Data entries.
------------

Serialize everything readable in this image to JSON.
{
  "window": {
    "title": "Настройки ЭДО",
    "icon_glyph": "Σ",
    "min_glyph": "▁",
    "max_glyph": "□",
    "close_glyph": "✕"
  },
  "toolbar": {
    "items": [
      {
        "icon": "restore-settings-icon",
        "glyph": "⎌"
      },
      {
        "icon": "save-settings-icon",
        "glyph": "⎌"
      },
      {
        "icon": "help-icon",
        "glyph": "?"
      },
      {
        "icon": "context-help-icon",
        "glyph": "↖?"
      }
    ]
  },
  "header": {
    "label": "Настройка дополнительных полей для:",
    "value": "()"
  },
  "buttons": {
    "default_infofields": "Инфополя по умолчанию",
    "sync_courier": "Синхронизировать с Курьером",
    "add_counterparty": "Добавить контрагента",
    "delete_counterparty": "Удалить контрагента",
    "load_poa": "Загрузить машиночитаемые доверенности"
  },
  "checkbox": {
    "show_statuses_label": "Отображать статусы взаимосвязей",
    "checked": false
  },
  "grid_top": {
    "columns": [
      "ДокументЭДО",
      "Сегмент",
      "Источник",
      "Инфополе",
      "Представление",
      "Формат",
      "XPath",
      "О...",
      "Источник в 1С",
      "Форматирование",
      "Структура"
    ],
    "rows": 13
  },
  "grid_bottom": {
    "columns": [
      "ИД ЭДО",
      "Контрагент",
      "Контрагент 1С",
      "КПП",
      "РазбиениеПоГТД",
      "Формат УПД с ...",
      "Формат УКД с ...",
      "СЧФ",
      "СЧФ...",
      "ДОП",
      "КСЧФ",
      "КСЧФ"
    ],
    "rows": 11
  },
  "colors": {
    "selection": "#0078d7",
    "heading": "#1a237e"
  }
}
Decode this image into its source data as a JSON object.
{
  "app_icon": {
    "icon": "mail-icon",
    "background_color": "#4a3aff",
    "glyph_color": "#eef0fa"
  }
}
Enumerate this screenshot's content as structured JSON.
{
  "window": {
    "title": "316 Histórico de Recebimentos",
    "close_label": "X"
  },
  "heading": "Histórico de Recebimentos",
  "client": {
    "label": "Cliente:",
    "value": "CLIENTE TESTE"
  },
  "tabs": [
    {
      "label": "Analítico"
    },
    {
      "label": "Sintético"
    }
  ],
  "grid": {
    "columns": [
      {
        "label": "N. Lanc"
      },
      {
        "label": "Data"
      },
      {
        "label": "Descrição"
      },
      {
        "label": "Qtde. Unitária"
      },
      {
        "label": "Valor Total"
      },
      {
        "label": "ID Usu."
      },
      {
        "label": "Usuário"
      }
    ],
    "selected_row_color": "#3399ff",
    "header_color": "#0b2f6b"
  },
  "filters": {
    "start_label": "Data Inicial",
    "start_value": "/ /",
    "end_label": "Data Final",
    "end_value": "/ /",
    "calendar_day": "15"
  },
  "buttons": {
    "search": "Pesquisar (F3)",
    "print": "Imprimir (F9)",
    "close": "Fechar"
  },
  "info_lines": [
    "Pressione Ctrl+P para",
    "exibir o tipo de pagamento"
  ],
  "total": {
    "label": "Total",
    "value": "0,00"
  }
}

------------

What to produce. Take each line containing the string "image" and copy it out.

Answer for this exercise.
Serialize everything readable in this image to JSON.
Decode this image into its source data as a JSON object.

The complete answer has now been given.